:: Records for the task ::
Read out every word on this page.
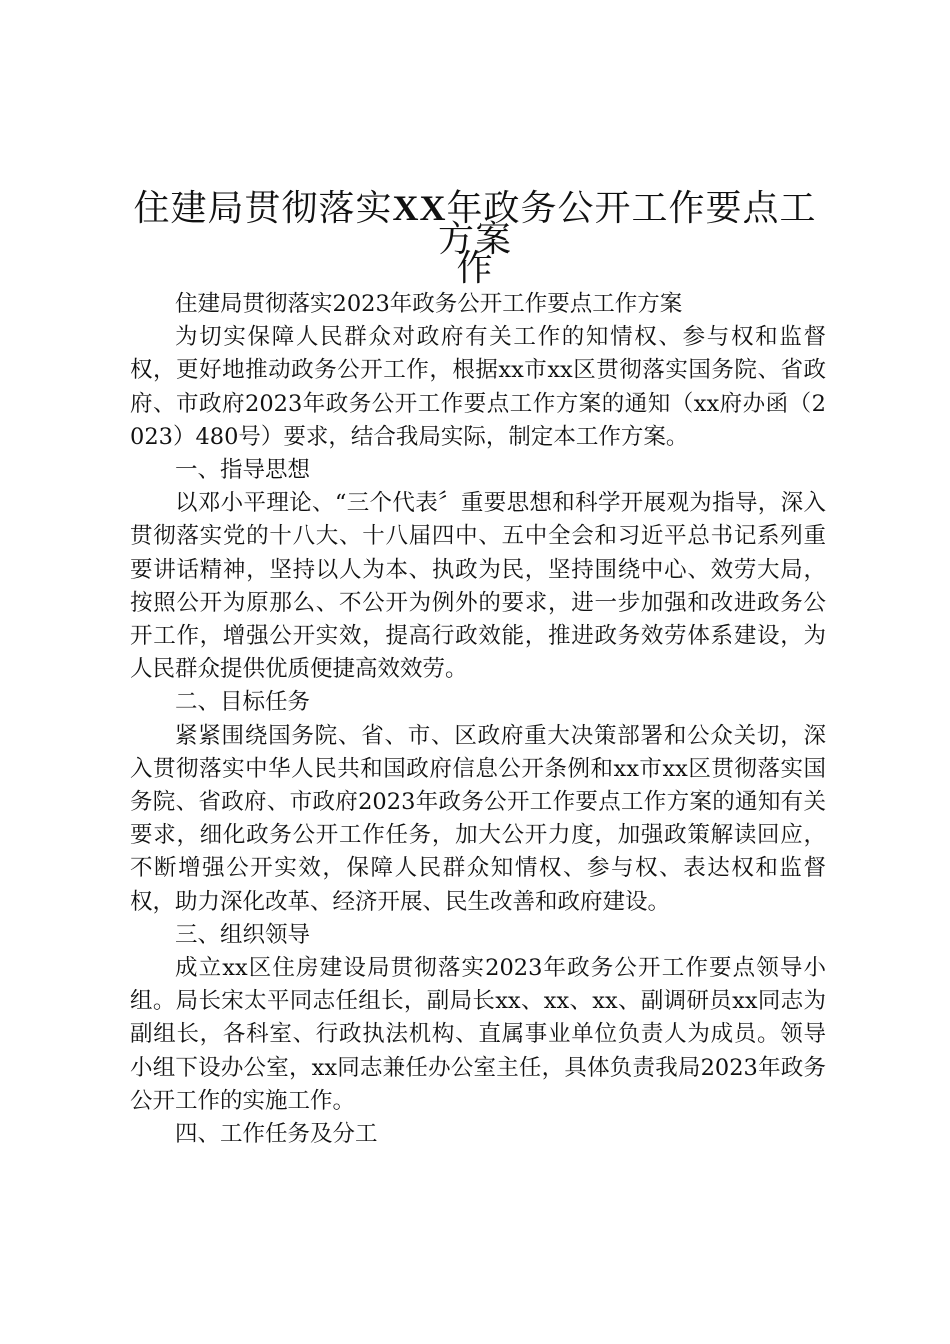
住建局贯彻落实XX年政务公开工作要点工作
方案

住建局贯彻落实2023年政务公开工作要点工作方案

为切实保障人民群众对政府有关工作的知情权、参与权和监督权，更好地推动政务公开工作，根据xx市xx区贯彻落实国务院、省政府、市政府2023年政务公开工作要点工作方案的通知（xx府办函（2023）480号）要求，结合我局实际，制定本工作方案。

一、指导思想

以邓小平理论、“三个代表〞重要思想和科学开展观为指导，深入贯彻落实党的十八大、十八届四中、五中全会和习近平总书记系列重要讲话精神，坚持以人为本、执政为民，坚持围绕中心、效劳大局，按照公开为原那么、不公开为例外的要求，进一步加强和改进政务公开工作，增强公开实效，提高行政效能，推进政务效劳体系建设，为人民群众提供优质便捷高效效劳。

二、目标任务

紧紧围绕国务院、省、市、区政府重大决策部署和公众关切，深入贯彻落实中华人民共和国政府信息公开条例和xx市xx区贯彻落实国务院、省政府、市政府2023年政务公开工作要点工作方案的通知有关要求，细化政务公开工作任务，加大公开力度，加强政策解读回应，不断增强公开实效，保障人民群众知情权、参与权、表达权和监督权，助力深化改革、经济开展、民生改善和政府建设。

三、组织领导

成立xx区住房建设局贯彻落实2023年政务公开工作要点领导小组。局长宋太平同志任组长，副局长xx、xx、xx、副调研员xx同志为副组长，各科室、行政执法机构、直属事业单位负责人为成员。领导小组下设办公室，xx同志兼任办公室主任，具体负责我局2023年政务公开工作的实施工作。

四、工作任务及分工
:::
## Problem to solve
Without the pictures, repeat the listing above exactly.

## Correct response
Read out every word on this page.
住建局贯彻落实XX年政务公开工作要点工作
方案

住建局贯彻落实2023年政务公开工作要点工作方案

为切实保障人民群众对政府有关工作的知情权、参与权和监督权，更好地推动政务公开工作，根据xx市xx区贯彻落实国务院、省政府、市政府2023年政务公开工作要点工作方案的通知（xx府办函（2023）480号）要求，结合我局实际，制定本工作方案。

一、指导思想

以邓小平理论、“三个代表〞重要思想和科学开展观为指导，深入贯彻落实党的十八大、十八届四中、五中全会和习近平总书记系列重要讲话精神，坚持以人为本、执政为民，坚持围绕中心、效劳大局，按照公开为原那么、不公开为例外的要求，进一步加强和改进政务公开工作，增强公开实效，提高行政效能，推进政务效劳体系建设，为人民群众提供优质便捷高效效劳。

二、目标任务

紧紧围绕国务院、省、市、区政府重大决策部署和公众关切，深入贯彻落实中华人民共和国政府信息公开条例和xx市xx区贯彻落实国务院、省政府、市政府2023年政务公开工作要点工作方案的通知有关要求，细化政务公开工作任务，加大公开力度，加强政策解读回应，不断增强公开实效，保障人民群众知情权、参与权、表达权和监督权，助力深化改革、经济开展、民生改善和政府建设。

三、组织领导

成立xx区住房建设局贯彻落实2023年政务公开工作要点领导小组。局长宋太平同志任组长，副局长xx、xx、xx、副调研员xx同志为副组长，各科室、行政执法机构、直属事业单位负责人为成员。领导小组下设办公室，xx同志兼任办公室主任，具体负责我局2023年政务公开工作的实施工作。

四、工作任务及分工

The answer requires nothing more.